AIM OF THE TASK -> Word for word, set down the records and skip each picture.

DATASET EXCERPTS ->
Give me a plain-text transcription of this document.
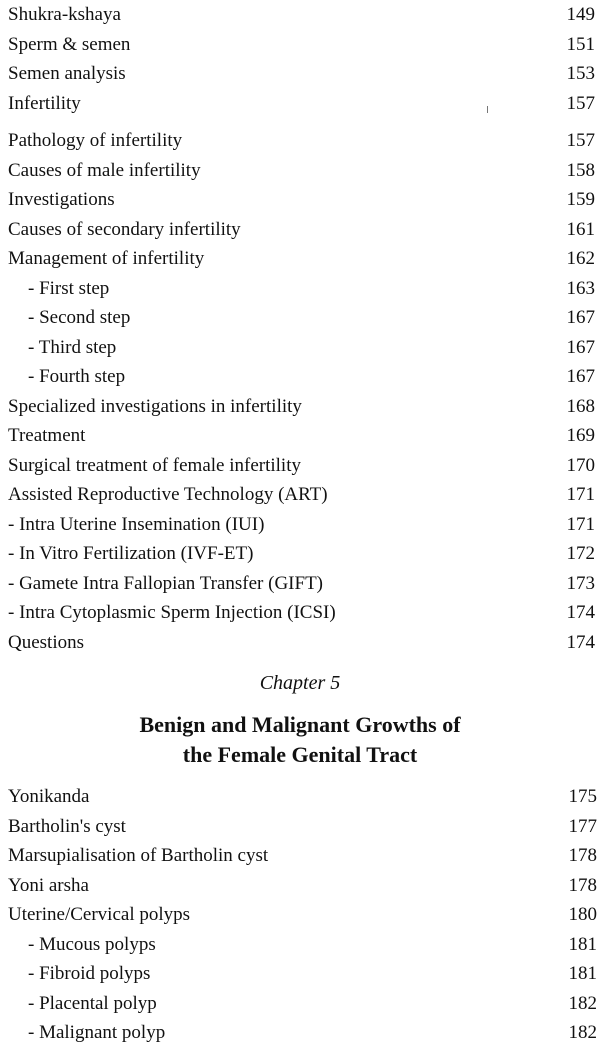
Shukra-kshaya	149
Sperm & semen	151
Semen analysis	153
Infertility	157
Pathology of infertility	157
Causes of male infertility	158
Investigations	159
Causes of secondary infertility	161
Management of infertility	162
- First step	163
- Second step	167
- Third step	167
- Fourth step	167
Specialized investigations in infertility	168
Treatment	169
Surgical treatment of female infertility	170
Assisted Reproductive Technology (ART)	171
- Intra Uterine Insemination (IUI)	171
- In Vitro Fertilization (IVF-ET)	172
- Gamete Intra Fallopian Transfer (GIFT)	173
- Intra Cytoplasmic Sperm Injection (ICSI)	174
Questions	174
Chapter 5
Benign and Malignant Growths of
the Female Genital Tract
Yonikanda	175
Bartholin's cyst	177
Marsupialisation of Bartholin cyst	178
Yoni arsha	178
Uterine/Cervical polyps	180
- Mucous polyps	181
- Fibroid polyps	181
- Placental polyp	182
- Malignant polyp	182
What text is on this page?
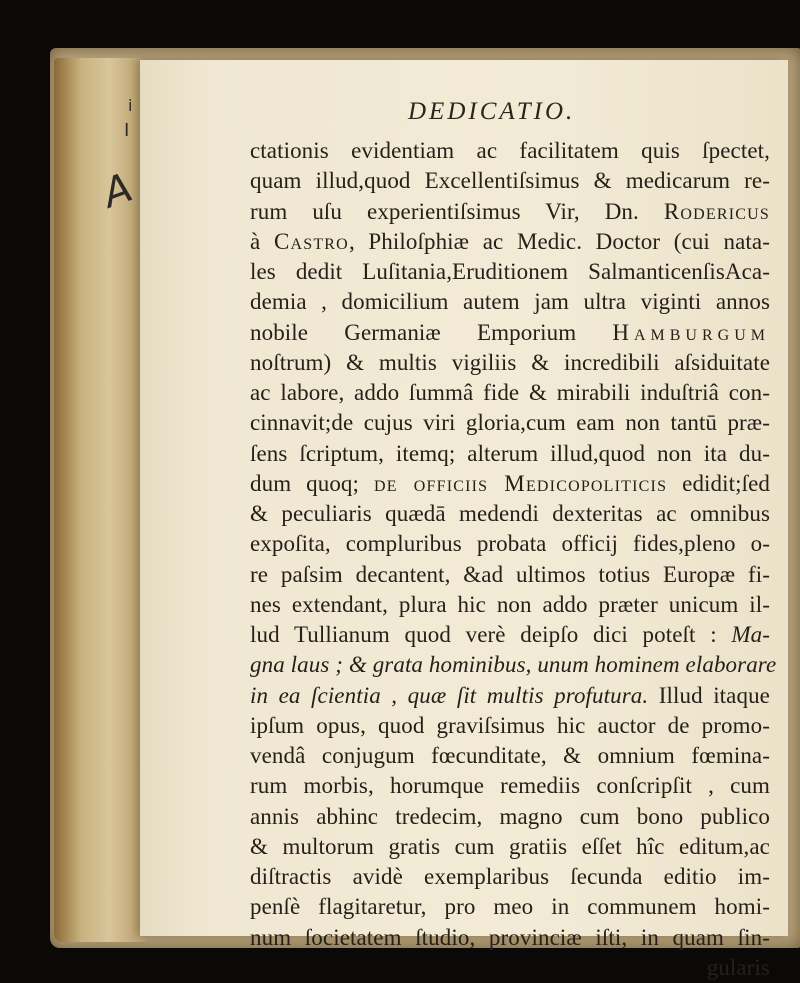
i
I
A
DEDICATIO.
ctationis evidentiam ac facilitatem quis ſpectet,
quam illud,quod Excellentiſsimus & medicarum re-
rum uſu experientiſsimus Vir, Dn. Rodericus
à Castro, Philoſphiæ ac Medic. Doctor (cui nata-
les dedit Luſitania,Eruditionem SalmanticenſisAca-
demia , domicilium autem jam ultra viginti annos
nobile Germaniæ Emporium Hamburgum
noſtrum) & multis vigiliis & incredibili aſsiduitate
ac labore, addo ſummâ fide & mirabili induſtriâ con-
cinnavit;de cujus viri gloria,cum eam non tantū præ-
ſens ſcriptum, itemq; alterum illud,quod non ita du-
dum quoq; de officiis Medicopoliticis edidit;ſed
& peculiaris quædā medendi dexteritas ac omnibus
expoſita, compluribus probata officij fides,pleno o-
re paſsim decantent, &ad ultimos totius Europæ fi-
nes extendant, plura hic non addo præter unicum il-
lud Tullianum quod verè deipſo dici poteſt : Ma-
gna laus ; & grata hominibus, unum hominem elaborare
in ea ſcientia , quæ ſit multis profutura. Illud itaque
ipſum opus, quod graviſsimus hic auctor de promo-
vendâ conjugum fœcunditate, & omnium fœmina-
rum morbis, horumque remediis conſcripſit , cum
annis abhinc tredecim, magno cum bono publico
& multorum gratis cum gratiis eſſet hîc editum,ac
diſtractis avidè exemplaribus ſecunda editio im-
penſè flagitaretur, pro meo in communem homi-
num ſocietatem ſtudio, provinciæ iſti, in quam ſin-
gularis
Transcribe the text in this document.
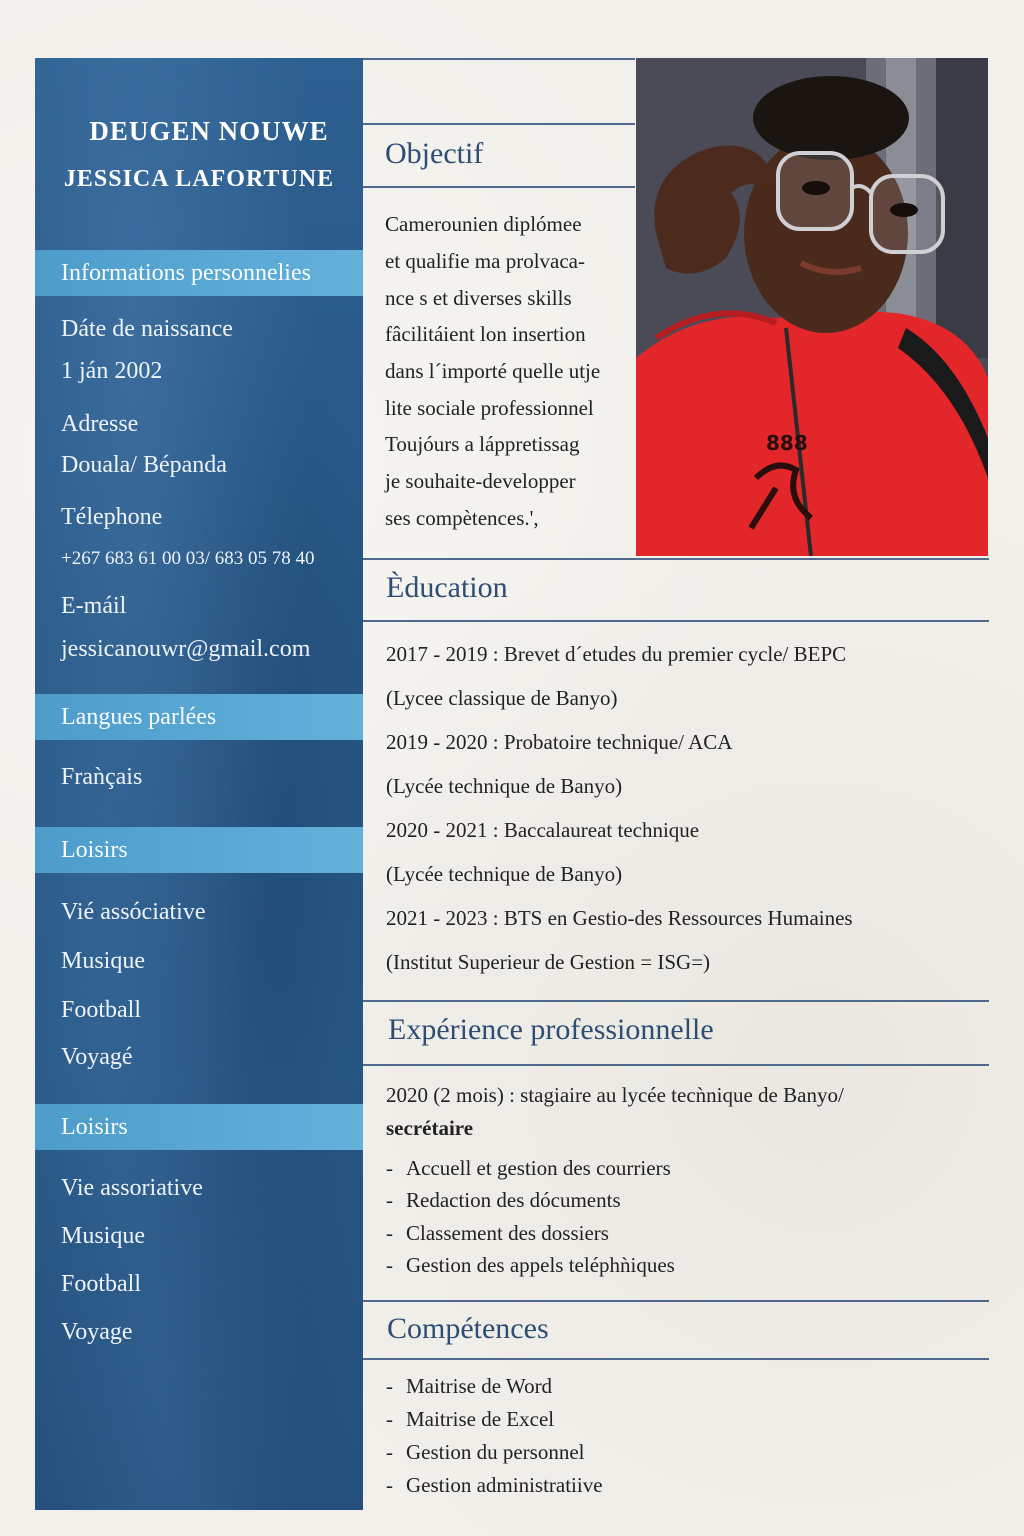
DEUGEN NOUWE
JESSICA LAFORTUNE
Informations personnelies
Dáte de naissance
1 ján 2002
Adresse
Douala/ Bépanda
Télephone
+267 683 61 00 03/ 683 05 78 40
E-máil
jessicanouwr@gmail.com
Langues parlées
Fraǹçais
Loisirs
Vié assóciative
Musique
Football
Voyagé
Loisirs
Vie assoriative
Musique
Football
Voyage
Objectif
Camerounien diplómee
et qualifie ma prolvaca-
nce s et diverses skills
fâcilitáient lon insertion
dans l´importé quelle utje
lite sociale professionnel
Toujóurs a láppretissag
je souhaite-developper
ses compètences.',
888
Èducation
2017 - 2019 : Brevet d´etudes du premier cycle/ BEPC
(Lycee classique de Banyo)
2019 - 2020 : Probatoire technique/ ACA
(Lycée technique de Banyo)
2020 - 2021 : Baccalaureat technique
(Lycée technique de Banyo)
2021 - 2023 : BTS en Gestio-des Ressources Humaines
(Institut Superieur de Gestion = ISG=)
Expérience professionnelle
2020 (2 mois) : stagiaire au lycée tecǹnique de Banyo/
secrétaire
- Accuell et gestion des courriers
- Redaction des dócuments
- Classement des dossiers
- Gestion des appels teléphǹiques
Compétences
- Maitrise de Word
- Maitrise de Excel
- Gestion du personnel
- Gestion administratiive
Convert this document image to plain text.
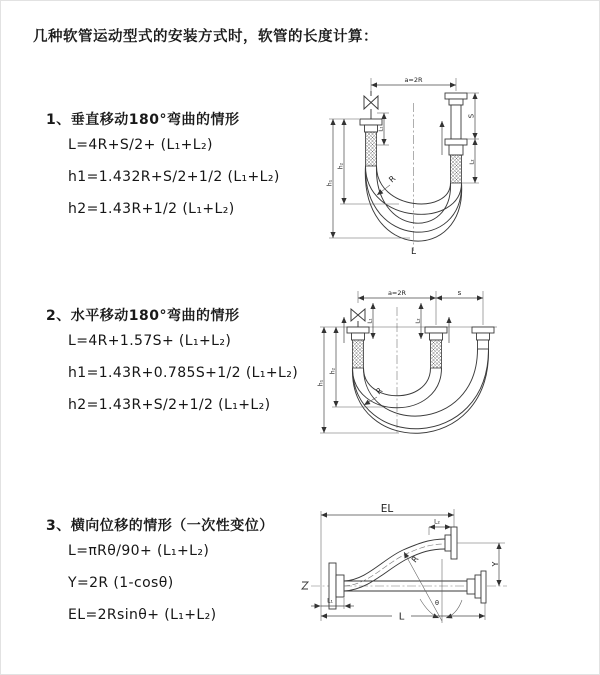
几种软管运动型式的安装方式时，软管的长度计算：
1、垂直移动180°弯曲的情形
L=4R+S/2+ (L₁+L₂)
h1=1.432R+S/2+1/2 (L₁+L₂)
h2=1.43R+1/2 (L₁+L₂)
2、水平移动180°弯曲的情形
L=4R+1.57S+ (L₁+L₂)
h1=1.43R+0.785S+1/2 (L₁+L₂)
h2=1.43R+S/2+1/2 (L₁+L₂)
3、横向位移的情形（一次性变位）
L=πRθ/90+ (L₁+L₂)
Y=2R (1-cosθ)
EL=2Rsinθ+ (L₁+L₂)
a=2R
S
L₂
h₁
h₂
L₁
R
L
a=2R	s
L₁	L₂
h₁
h₂
R
EL
L₂
Y
θ
R
L₁
L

TASK RESULT ->
Give me a plain-text transcription of this document.
Shukra-kshaya	149
Sperm & semen	151
Semen analysis	153
Infertility	157
Pathology of infertility	157
Causes of male infertility	158
Investigations	159
Causes of secondary infertility	161
Management of infertility	162
- First step	163
- Second step	167
- Third step	167
- Fourth step	167
Specialized investigations in infertility	168
Treatment	169
Surgical treatment of female infertility	170
Assisted Reproductive Technology (ART)	171
- Intra Uterine Insemination (IUI)	171
- In Vitro Fertilization (IVF-ET)	172
- Gamete Intra Fallopian Transfer (GIFT)	173
- Intra Cytoplasmic Sperm Injection (ICSI)	174
Questions	174
Chapter 5
Benign and Malignant Growths of
the Female Genital Tract
Yonikanda	175
Bartholin's cyst	177
Marsupialisation of Bartholin cyst	178
Yoni arsha	178
Uterine/Cervical polyps	180
- Mucous polyps	181
- Fibroid polyps	181
- Placental polyp	182
- Malignant polyp	182
What text is on this page?
i
I
A
DEDICATIO.
ctationis evidentiam ac facilitatem quis ſpectet,
quam illud,quod Excellentiſsimus & medicarum re-
rum uſu experientiſsimus Vir, Dn. Rodericus
à Castro, Philoſphiæ ac Medic. Doctor (cui nata-
les dedit Luſitania,Eruditionem SalmanticenſisAca-
demia , domicilium autem jam ultra viginti annos
nobile Germaniæ Emporium Hamburgum
noſtrum) & multis vigiliis & incredibili aſsiduitate
ac labore, addo ſummâ fide & mirabili induſtriâ con-
cinnavit;de cujus viri gloria,cum eam non tantū præ-
ſens ſcriptum, itemq; alterum illud,quod non ita du-
dum quoq; de officiis Medicopoliticis edidit;ſed
& peculiaris quædā medendi dexteritas ac omnibus
expoſita, compluribus probata officij fides,pleno o-
re paſsim decantent, &ad ultimos totius Europæ fi-
nes extendant, plura hic non addo præter unicum il-
lud Tullianum quod verè deipſo dici poteſt : Ma-
gna laus ; & grata hominibus, unum hominem elaborare
in ea ſcientia , quæ ſit multis profutura. Illud itaque
ipſum opus, quod graviſsimus hic auctor de promo-
vendâ conjugum fœcunditate, & omnium fœmina-
rum morbis, horumque remediis conſcripſit , cum
annis abhinc tredecim, magno cum bono publico
& multorum gratis cum gratiis eſſet hîc editum,ac
diſtractis avidè exemplaribus ſecunda editio im-
penſè flagitaretur, pro meo in communem homi-
num ſocietatem ſtudio, provinciæ iſti, in quam ſin-
gularis
Transcribe the text in this document.
DEUGEN NOUWE
JESSICA LAFORTUNE
Informations personnelies
Dáte de naissance
1 ján 2002
Adresse
Douala/ Bépanda
Télephone
+267 683 61 00 03/ 683 05 78 40
E-máil
jessicanouwr@gmail.com
Langues parlées
Fraǹçais
Loisirs
Vié assóciative
Musique
Football
Voyagé
Loisirs
Vie assoriative
Musique
Football
Voyage
Objectif
Camerounien diplómee
et qualifie ma prolvaca-
nce s et diverses skills
fâcilitáient lon insertion
dans l´importé quelle utje
lite sociale professionnel
Toujóurs a láppretissag
je souhaite-developper
ses compètences.',
888
Èducation
2017 - 2019 : Brevet d´etudes du premier cycle/ BEPC
(Lycee classique de Banyo)
2019 - 2020 : Probatoire technique/ ACA
(Lycée technique de Banyo)
2020 - 2021 : Baccalaureat technique
(Lycée technique de Banyo)
2021 - 2023 : BTS en Gestio-des Ressources Humaines
(Institut Superieur de Gestion = ISG=)
Expérience professionnelle
2020 (2 mois) : stagiaire au lycée tecǹnique de Banyo/
secrétaire
- Accuell et gestion des courriers
- Redaction des dócuments
- Classement des dossiers
- Gestion des appels teléphǹiques
Compétences
- Maitrise de Word
- Maitrise de Excel
- Gestion du personnel
- Gestion administratiive
Convert this document image to plain text.
几种软管运动型式的安装方式时，软管的长度计算：
1、垂直移动180°弯曲的情形
L=4R+S/2+ (L₁+L₂)
h1=1.432R+S/2+1/2 (L₁+L₂)
h2=1.43R+1/2 (L₁+L₂)
2、水平移动180°弯曲的情形
L=4R+1.57S+ (L₁+L₂)
h1=1.43R+0.785S+1/2 (L₁+L₂)
h2=1.43R+S/2+1/2 (L₁+L₂)
3、横向位移的情形（一次性变位）
L=πRθ/90+ (L₁+L₂)
Y=2R (1-cosθ)
EL=2Rsinθ+ (L₁+L₂)
a=2R
S
L₂
h₁
h₂
L₁
R
L
a=2R	s
L₁	L₂
h₁
h₂
R
EL
L₂
Y
θ
R
L₁
L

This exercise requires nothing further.